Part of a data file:
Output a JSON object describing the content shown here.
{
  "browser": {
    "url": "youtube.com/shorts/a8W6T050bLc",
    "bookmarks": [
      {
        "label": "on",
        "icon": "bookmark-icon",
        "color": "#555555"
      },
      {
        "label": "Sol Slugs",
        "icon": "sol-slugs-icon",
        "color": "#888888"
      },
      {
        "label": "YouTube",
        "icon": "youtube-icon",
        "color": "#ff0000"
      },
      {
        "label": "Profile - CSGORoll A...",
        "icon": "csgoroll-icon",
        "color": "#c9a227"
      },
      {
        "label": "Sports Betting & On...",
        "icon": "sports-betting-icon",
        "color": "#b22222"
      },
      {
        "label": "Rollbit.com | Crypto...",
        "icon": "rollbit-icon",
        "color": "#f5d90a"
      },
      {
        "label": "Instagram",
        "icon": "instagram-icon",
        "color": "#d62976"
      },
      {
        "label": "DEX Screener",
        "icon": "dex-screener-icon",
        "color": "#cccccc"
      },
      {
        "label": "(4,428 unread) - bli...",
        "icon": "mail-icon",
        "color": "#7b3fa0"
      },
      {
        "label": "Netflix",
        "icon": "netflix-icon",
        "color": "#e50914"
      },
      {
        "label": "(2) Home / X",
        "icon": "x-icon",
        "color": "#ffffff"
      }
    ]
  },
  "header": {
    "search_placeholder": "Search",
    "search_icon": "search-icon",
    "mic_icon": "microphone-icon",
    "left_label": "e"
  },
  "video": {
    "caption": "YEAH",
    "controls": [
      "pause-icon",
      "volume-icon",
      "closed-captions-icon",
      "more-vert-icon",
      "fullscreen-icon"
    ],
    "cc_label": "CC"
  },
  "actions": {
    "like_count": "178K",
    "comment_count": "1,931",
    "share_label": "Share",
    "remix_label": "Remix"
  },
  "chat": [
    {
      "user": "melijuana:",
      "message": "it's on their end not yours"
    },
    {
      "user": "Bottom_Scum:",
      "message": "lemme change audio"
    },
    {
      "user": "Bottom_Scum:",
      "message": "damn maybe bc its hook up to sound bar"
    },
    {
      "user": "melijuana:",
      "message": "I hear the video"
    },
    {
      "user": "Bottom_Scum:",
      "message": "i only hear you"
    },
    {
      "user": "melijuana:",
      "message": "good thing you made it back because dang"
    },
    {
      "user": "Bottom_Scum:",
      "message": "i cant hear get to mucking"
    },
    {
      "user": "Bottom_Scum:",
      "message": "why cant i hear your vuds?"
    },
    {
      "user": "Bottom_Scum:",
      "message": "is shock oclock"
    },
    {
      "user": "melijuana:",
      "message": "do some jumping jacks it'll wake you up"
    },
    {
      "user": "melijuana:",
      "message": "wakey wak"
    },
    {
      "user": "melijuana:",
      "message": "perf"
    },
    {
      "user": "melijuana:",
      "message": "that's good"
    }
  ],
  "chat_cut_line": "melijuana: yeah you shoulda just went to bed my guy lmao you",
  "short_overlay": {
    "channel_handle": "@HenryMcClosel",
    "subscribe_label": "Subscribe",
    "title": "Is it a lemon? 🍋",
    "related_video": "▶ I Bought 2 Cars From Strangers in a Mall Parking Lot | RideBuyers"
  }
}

● Given task
Quote the entire listing above exactly.

● Expected answer
Output a JSON object describing the content shown here.
{
  "browser": {
    "url": "youtube.com/shorts/a8W6T050bLc",
    "bookmarks": [
      {
        "label": "on",
        "icon": "bookmark-icon",
        "color": "#555555"
      },
      {
        "label": "Sol Slugs",
        "icon": "sol-slugs-icon",
        "color": "#888888"
      },
      {
        "label": "YouTube",
        "icon": "youtube-icon",
        "color": "#ff0000"
      },
      {
        "label": "Profile - CSGORoll A...",
        "icon": "csgoroll-icon",
        "color": "#c9a227"
      },
      {
        "label": "Sports Betting & On...",
        "icon": "sports-betting-icon",
        "color": "#b22222"
      },
      {
        "label": "Rollbit.com | Crypto...",
        "icon": "rollbit-icon",
        "color": "#f5d90a"
      },
      {
        "label": "Instagram",
        "icon": "instagram-icon",
        "color": "#d62976"
      },
      {
        "label": "DEX Screener",
        "icon": "dex-screener-icon",
        "color": "#cccccc"
      },
      {
        "label": "(4,428 unread) - bli...",
        "icon": "mail-icon",
        "color": "#7b3fa0"
      },
      {
        "label": "Netflix",
        "icon": "netflix-icon",
        "color": "#e50914"
      },
      {
        "label": "(2) Home / X",
        "icon": "x-icon",
        "color": "#ffffff"
      }
    ]
  },
  "header": {
    "search_placeholder": "Search",
    "search_icon": "search-icon",
    "mic_icon": "microphone-icon",
    "left_label": "e"
  },
  "video": {
    "caption": "YEAH",
    "controls": [
      "pause-icon",
      "volume-icon",
      "closed-captions-icon",
      "more-vert-icon",
      "fullscreen-icon"
    ],
    "cc_label": "CC"
  },
  "actions": {
    "like_count": "178K",
    "comment_count": "1,931",
    "share_label": "Share",
    "remix_label": "Remix"
  },
  "chat": [
    {
      "user": "melijuana:",
      "message": "it's on their end not yours"
    },
    {
      "user": "Bottom_Scum:",
      "message": "lemme change audio"
    },
    {
      "user": "Bottom_Scum:",
      "message": "damn maybe bc its hook up to sound bar"
    },
    {
      "user": "melijuana:",
      "message": "I hear the video"
    },
    {
      "user": "Bottom_Scum:",
      "message": "i only hear you"
    },
    {
      "user": "melijuana:",
      "message": "good thing you made it back because dang"
    },
    {
      "user": "Bottom_Scum:",
      "message": "i cant hear get to mucking"
    },
    {
      "user": "Bottom_Scum:",
      "message": "why cant i hear your vuds?"
    },
    {
      "user": "Bottom_Scum:",
      "message": "is shock oclock"
    },
    {
      "user": "melijuana:",
      "message": "do some jumping jacks it'll wake you up"
    },
    {
      "user": "melijuana:",
      "message": "wakey wak"
    },
    {
      "user": "melijuana:",
      "message": "perf"
    },
    {
      "user": "melijuana:",
      "message": "that's good"
    }
  ],
  "chat_cut_line": "melijuana: yeah you shoulda just went to bed my guy lmao you",
  "short_overlay": {
    "channel_handle": "@HenryMcClosel",
    "subscribe_label": "Subscribe",
    "title": "Is it a lemon? 🍋",
    "related_video": "▶ I Bought 2 Cars From Strangers in a Mall Parking Lot | RideBuyers"
  }
}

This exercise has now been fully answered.